Find the string "Exercise" in the listing and report every line that has it.

(Extracted records):
"""

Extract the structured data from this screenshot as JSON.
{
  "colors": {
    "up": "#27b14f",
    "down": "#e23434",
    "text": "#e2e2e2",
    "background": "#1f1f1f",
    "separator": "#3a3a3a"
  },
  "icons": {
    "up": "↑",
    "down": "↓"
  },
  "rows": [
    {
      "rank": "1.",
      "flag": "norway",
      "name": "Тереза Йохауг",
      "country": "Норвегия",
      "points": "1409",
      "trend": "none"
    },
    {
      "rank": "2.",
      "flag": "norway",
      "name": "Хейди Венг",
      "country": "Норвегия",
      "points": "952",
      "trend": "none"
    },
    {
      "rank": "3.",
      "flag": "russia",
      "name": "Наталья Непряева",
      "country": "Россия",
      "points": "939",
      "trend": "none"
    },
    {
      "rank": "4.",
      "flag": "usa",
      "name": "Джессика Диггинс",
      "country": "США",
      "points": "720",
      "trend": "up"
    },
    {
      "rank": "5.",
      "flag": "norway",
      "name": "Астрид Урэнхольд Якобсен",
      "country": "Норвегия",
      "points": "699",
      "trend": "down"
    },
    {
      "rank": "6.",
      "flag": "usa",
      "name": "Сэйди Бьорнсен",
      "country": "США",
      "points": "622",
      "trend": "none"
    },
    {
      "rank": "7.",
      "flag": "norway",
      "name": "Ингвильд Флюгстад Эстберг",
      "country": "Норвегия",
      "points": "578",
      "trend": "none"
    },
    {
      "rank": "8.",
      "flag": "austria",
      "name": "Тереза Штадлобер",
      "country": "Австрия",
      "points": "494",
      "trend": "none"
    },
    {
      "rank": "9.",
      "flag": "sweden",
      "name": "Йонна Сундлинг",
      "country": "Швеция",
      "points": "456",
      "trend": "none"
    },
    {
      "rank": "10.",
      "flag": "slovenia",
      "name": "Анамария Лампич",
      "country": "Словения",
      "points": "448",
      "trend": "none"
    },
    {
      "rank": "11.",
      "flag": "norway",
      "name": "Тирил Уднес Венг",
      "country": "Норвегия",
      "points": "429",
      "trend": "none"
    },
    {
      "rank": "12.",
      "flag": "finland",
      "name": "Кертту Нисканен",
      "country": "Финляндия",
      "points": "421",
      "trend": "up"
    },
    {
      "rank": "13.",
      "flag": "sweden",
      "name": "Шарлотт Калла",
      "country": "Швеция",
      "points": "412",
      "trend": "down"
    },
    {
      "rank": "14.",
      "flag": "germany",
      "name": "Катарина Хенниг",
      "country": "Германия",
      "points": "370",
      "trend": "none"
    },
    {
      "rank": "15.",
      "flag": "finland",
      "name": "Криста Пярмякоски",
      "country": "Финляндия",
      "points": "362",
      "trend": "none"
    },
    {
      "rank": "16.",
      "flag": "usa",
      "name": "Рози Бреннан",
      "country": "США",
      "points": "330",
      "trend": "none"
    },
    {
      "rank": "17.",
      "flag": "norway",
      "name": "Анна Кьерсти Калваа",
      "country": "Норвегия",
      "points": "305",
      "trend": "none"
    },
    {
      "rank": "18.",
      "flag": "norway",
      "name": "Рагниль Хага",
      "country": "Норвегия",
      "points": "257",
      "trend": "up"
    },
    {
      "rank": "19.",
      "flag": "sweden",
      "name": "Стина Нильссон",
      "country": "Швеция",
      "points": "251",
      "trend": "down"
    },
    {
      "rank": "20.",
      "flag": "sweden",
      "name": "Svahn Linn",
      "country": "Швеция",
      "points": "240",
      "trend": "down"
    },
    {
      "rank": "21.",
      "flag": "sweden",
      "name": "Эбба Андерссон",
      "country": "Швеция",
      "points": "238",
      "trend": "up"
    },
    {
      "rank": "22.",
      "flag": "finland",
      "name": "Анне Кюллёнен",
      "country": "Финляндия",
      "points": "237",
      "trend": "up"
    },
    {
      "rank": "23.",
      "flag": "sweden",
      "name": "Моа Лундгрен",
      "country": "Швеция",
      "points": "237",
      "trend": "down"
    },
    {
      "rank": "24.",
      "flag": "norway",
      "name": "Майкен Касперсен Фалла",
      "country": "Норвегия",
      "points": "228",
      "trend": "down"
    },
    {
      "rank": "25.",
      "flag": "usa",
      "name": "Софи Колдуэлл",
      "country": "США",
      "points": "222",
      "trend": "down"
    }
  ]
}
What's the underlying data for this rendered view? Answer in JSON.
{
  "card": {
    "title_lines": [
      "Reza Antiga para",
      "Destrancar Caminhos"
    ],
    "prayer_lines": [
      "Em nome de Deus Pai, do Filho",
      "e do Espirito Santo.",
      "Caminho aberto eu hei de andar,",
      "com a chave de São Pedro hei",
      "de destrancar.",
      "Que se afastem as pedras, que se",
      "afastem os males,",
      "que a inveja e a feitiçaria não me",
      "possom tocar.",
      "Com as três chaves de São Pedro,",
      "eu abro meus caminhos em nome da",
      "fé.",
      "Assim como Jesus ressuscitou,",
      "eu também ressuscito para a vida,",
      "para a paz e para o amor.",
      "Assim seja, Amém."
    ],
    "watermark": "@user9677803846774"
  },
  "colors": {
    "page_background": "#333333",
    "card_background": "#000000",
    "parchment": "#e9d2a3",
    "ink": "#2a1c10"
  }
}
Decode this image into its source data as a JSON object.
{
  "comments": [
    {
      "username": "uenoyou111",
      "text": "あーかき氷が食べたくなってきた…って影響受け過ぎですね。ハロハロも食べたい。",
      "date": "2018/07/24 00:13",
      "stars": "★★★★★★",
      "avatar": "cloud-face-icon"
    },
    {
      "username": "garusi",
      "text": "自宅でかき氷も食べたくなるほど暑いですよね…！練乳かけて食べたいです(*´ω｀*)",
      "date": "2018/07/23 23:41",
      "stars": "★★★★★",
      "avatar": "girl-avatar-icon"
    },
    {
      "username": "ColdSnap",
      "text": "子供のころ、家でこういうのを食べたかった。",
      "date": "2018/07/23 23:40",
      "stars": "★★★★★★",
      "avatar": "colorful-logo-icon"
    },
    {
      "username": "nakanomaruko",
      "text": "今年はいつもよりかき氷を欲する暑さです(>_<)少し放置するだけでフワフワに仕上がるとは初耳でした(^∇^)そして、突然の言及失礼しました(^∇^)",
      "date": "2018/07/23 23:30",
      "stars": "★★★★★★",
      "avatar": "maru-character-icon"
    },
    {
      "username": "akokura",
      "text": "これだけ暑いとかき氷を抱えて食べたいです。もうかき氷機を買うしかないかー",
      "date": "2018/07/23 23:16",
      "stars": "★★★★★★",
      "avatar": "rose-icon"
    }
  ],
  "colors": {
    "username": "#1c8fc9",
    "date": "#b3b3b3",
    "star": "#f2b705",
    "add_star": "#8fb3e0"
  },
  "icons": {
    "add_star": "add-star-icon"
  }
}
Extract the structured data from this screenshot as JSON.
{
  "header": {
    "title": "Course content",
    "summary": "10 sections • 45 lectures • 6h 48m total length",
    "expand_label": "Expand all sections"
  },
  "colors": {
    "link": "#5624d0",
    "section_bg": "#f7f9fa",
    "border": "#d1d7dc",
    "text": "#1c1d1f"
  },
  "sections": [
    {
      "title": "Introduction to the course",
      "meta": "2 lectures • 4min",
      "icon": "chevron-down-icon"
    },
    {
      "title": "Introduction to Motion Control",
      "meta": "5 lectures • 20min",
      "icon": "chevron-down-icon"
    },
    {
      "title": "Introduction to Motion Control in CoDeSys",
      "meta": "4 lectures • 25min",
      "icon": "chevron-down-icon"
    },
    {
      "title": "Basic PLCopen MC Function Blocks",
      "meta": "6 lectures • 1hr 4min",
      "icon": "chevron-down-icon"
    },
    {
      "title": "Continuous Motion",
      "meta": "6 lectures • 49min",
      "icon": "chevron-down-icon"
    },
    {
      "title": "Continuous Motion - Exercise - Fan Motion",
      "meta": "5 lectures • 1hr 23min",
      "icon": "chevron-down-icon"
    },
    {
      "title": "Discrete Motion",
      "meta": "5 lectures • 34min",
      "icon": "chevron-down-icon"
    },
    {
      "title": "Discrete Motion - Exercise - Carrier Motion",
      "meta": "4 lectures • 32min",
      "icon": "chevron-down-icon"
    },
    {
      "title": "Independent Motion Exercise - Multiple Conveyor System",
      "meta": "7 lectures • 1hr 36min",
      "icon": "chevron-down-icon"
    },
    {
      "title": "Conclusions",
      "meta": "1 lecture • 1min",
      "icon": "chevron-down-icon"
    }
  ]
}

"""

(Finished task):
      "title": "Continuous Motion - Exercise - Fan Motion",
      "title": "Discrete Motion - Exercise - Carrier Motion",
      "title": "Independent Motion Exercise - Multiple Conveyor System",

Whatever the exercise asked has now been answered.